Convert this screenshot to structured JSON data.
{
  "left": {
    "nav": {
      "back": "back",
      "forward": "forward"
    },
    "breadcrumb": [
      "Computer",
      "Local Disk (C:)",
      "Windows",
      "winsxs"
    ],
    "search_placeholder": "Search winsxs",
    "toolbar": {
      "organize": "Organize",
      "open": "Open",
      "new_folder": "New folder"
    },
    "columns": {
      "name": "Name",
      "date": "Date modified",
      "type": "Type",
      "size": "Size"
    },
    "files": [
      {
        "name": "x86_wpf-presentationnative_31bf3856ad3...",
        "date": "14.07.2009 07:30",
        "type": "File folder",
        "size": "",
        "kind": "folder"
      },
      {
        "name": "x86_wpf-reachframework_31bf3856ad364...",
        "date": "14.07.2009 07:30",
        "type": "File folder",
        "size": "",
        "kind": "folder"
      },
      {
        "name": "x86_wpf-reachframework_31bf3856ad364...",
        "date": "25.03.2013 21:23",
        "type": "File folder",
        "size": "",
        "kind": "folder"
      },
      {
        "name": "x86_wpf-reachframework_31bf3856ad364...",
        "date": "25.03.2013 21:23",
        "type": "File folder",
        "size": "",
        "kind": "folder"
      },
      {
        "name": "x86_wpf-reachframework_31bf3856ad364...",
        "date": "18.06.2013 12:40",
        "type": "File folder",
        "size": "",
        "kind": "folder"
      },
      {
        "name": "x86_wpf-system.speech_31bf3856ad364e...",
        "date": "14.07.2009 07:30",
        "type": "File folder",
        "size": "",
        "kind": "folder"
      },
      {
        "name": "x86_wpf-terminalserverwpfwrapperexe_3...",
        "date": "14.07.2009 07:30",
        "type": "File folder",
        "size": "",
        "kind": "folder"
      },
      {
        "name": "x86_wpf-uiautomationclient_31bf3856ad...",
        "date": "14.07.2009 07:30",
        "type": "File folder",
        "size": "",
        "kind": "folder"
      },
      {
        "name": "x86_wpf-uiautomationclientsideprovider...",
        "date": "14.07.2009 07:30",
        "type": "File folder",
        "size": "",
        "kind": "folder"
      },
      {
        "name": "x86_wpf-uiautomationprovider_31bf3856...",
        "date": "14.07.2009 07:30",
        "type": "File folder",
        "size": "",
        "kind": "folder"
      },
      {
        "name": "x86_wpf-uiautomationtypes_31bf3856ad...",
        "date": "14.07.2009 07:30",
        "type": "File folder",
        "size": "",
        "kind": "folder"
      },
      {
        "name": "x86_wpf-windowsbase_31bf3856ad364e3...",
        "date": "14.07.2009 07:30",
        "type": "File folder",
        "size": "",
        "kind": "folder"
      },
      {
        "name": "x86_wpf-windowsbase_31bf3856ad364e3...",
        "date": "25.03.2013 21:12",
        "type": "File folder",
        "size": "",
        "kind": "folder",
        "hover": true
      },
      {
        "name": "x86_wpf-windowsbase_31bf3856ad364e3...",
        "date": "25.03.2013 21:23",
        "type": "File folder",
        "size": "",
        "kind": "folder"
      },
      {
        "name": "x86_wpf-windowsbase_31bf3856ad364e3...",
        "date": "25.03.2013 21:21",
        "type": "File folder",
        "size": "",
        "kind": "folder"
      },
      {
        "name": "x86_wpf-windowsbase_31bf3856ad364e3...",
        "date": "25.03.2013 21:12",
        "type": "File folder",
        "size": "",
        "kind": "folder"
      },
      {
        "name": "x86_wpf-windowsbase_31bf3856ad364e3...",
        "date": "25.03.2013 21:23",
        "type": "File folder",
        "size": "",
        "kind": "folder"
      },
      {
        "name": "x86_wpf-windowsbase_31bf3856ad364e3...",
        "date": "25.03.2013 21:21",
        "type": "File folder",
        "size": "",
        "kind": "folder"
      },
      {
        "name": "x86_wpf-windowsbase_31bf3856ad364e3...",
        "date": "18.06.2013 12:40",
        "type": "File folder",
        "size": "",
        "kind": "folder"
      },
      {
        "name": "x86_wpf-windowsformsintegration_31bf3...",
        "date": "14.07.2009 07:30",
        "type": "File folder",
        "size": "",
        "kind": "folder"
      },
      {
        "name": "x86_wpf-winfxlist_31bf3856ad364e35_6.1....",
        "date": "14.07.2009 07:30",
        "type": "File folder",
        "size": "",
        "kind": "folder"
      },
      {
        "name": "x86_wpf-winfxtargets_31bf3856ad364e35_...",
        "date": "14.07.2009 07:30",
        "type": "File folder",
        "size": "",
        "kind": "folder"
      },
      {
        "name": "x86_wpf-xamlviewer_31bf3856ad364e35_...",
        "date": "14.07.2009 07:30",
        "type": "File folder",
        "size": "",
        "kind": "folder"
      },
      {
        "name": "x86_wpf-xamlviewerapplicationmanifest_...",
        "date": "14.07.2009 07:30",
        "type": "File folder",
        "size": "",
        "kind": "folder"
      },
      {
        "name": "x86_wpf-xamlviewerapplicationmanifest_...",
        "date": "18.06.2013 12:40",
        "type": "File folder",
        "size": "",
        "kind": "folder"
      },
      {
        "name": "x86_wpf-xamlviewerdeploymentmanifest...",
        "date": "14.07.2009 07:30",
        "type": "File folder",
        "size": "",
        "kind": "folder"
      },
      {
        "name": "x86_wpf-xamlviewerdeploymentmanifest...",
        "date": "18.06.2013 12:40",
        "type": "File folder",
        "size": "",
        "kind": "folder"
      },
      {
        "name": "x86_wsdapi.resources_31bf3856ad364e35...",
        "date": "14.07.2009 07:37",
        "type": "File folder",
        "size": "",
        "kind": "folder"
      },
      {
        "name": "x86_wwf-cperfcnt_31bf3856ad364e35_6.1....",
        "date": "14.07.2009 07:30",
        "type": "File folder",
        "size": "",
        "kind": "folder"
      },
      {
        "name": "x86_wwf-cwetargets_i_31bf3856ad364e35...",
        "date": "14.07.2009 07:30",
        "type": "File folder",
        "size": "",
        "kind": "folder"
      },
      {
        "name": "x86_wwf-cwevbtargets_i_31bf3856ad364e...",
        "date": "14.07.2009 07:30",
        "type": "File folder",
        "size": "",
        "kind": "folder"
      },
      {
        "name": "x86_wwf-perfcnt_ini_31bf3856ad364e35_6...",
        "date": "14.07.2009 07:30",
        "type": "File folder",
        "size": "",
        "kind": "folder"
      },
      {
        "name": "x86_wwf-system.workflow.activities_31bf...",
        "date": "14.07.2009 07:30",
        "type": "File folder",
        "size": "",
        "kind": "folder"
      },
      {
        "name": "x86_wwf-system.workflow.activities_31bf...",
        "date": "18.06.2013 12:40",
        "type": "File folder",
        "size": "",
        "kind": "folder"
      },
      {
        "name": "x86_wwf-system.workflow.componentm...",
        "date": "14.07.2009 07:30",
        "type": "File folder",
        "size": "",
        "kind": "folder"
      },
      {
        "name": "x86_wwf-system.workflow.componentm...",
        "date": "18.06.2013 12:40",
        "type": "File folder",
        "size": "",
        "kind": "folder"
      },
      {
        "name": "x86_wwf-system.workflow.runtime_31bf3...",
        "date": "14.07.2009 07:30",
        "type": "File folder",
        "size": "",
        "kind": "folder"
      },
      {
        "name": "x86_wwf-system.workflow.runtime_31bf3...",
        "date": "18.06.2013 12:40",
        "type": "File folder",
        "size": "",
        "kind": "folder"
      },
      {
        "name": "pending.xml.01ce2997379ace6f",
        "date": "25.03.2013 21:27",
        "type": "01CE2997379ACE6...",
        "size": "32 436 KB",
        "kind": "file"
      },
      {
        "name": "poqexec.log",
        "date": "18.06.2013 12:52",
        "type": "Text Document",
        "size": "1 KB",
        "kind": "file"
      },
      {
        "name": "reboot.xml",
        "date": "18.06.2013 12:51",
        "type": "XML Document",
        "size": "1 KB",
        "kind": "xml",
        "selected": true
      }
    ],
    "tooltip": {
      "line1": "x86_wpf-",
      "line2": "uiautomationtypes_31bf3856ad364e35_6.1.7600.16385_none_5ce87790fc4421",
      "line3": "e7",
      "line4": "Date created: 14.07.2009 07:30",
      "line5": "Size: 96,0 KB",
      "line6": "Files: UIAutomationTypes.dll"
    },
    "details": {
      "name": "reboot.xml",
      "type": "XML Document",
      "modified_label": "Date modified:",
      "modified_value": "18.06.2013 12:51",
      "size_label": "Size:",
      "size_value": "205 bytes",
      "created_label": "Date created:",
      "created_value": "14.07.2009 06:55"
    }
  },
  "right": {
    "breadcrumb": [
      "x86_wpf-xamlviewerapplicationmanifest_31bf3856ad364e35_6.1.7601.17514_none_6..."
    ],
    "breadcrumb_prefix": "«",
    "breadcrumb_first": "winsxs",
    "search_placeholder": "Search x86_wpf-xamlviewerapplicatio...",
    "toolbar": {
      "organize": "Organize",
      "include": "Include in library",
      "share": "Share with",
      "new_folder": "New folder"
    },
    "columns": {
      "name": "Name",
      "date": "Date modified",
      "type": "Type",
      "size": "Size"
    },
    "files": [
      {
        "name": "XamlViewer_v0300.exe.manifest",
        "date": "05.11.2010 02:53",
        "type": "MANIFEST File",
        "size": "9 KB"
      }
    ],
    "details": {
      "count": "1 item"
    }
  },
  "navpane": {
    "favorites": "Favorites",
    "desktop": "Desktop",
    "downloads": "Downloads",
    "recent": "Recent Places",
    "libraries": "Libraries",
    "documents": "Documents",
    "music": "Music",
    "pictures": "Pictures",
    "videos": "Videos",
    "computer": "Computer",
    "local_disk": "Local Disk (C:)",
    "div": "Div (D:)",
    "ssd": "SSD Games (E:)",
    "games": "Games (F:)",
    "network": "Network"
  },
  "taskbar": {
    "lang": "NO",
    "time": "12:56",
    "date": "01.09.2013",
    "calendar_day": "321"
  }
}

--

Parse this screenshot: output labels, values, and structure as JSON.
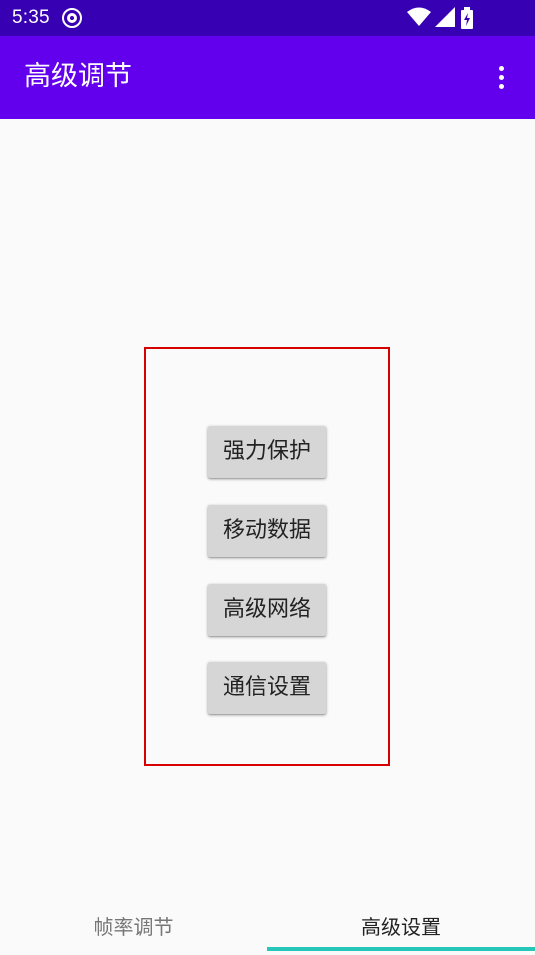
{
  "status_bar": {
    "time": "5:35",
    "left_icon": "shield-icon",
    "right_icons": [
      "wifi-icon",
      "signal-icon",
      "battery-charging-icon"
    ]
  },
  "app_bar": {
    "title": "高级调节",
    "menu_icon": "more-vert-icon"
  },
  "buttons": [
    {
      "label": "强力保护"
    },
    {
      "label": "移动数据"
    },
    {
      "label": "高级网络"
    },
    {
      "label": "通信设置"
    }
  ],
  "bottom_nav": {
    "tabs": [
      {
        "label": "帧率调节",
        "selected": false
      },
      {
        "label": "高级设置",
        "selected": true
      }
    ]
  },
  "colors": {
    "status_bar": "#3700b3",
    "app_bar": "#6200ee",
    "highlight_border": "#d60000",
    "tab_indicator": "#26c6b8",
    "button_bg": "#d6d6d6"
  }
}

### [REQUIRED WORK]
Among the entries above, how many lines include the word "this"? Give the number with no comment.

### [PROBLEM SOLUTION]
2